• [JOB]:
Every line that contains the word "Number" should be copied.

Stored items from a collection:
────────

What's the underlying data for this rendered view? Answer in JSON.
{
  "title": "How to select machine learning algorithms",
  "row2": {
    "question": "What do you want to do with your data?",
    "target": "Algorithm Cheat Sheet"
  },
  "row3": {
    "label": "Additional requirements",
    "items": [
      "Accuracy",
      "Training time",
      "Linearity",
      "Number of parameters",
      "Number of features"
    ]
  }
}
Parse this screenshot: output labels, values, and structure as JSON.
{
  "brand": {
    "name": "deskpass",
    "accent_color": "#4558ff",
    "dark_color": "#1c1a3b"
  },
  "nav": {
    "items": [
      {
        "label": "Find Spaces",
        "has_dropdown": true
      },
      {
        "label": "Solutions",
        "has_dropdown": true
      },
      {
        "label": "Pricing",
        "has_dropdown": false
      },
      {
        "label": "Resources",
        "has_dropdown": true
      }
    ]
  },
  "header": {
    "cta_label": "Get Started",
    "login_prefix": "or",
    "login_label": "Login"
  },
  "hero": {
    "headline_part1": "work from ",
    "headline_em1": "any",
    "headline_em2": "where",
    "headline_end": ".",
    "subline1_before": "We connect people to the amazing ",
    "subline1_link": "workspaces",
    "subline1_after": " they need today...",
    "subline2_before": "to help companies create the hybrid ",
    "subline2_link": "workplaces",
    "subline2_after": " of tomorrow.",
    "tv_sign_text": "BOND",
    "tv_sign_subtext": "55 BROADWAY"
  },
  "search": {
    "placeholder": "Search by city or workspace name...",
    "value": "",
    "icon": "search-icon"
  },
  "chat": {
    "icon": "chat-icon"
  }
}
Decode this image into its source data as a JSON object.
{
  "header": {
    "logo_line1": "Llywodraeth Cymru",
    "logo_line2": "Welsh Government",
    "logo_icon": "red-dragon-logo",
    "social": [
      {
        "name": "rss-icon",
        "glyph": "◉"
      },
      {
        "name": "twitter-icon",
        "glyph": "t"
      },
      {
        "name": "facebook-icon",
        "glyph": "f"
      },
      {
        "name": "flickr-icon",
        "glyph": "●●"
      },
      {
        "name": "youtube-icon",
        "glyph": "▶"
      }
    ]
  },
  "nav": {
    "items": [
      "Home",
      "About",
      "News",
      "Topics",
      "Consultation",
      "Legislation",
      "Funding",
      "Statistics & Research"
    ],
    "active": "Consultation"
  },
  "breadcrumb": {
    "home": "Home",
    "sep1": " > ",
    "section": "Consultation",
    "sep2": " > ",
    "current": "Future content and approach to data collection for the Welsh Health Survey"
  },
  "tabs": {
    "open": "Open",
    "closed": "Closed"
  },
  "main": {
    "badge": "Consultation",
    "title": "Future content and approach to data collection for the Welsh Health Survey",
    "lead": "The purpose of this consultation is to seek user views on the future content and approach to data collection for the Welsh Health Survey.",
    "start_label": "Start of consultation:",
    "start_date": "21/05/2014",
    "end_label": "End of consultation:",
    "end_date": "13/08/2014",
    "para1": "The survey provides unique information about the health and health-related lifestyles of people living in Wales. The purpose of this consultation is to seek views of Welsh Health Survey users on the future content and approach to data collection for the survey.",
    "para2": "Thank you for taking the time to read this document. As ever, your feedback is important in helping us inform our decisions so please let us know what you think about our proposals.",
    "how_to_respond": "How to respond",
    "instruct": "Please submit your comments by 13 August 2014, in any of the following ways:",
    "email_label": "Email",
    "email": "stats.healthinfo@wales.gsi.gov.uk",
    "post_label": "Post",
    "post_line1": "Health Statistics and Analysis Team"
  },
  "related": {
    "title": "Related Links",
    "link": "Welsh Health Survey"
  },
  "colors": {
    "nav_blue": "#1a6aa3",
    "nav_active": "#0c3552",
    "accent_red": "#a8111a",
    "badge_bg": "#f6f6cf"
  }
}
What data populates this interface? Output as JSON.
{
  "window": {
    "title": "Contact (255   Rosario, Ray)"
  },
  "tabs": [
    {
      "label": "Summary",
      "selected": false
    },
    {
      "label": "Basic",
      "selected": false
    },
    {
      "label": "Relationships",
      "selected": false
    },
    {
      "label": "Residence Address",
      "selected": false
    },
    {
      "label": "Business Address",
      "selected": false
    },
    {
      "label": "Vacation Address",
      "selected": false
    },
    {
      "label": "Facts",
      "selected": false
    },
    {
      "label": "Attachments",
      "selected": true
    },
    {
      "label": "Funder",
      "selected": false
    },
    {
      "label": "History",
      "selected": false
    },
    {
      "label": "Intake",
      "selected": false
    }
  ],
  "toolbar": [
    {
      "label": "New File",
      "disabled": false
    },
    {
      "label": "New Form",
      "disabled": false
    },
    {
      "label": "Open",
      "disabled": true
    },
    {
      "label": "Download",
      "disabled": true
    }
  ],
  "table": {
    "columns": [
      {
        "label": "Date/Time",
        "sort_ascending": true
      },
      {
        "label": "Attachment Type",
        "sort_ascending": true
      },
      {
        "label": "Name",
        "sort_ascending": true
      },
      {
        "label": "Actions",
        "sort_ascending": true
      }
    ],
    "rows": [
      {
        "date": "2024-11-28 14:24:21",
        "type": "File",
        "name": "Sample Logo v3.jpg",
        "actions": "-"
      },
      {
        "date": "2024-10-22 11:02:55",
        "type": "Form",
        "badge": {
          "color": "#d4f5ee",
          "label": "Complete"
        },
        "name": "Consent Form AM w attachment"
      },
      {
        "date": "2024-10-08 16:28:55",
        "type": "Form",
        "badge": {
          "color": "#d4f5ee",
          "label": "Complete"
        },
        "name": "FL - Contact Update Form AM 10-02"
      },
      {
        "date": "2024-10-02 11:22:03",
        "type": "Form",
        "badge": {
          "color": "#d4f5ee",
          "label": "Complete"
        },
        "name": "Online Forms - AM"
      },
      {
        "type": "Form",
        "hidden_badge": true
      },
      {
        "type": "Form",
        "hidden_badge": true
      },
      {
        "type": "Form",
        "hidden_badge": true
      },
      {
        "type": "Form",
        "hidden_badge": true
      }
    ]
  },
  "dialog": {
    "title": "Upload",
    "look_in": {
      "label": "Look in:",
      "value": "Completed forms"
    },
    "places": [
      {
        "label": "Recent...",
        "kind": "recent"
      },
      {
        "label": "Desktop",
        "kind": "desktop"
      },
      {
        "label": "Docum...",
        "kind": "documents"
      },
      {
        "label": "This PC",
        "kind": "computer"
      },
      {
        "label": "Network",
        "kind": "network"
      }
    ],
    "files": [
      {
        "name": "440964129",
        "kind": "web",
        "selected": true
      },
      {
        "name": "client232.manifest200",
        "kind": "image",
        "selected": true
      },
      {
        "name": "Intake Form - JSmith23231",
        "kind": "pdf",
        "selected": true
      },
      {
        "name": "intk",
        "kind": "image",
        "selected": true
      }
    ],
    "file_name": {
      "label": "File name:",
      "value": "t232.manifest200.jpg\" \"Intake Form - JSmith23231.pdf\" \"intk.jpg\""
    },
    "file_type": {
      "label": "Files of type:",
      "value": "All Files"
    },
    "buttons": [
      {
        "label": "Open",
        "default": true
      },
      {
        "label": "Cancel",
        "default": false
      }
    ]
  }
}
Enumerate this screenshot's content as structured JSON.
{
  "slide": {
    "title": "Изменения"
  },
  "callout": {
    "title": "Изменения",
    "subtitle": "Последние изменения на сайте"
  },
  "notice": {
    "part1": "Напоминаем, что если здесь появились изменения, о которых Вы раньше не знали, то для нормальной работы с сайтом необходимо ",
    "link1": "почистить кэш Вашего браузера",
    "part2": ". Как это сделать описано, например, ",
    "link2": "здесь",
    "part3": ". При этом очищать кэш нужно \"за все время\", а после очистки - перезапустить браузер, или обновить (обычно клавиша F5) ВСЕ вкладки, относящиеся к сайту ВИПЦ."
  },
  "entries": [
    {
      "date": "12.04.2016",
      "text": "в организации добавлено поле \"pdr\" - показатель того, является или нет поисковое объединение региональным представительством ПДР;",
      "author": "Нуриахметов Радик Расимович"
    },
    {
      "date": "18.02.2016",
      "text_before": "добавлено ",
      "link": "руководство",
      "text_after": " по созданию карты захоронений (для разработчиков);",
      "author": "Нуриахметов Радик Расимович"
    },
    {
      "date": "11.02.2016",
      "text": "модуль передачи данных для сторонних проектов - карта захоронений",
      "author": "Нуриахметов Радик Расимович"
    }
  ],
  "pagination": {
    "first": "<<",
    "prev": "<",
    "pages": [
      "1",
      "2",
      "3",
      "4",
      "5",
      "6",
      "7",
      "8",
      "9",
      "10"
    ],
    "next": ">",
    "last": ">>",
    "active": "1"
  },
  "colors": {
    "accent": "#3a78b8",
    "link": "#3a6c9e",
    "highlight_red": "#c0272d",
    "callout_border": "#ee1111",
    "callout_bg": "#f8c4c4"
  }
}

────────

• [RESPONSE BELOW]:
      "Number of parameters",
      "Number of features"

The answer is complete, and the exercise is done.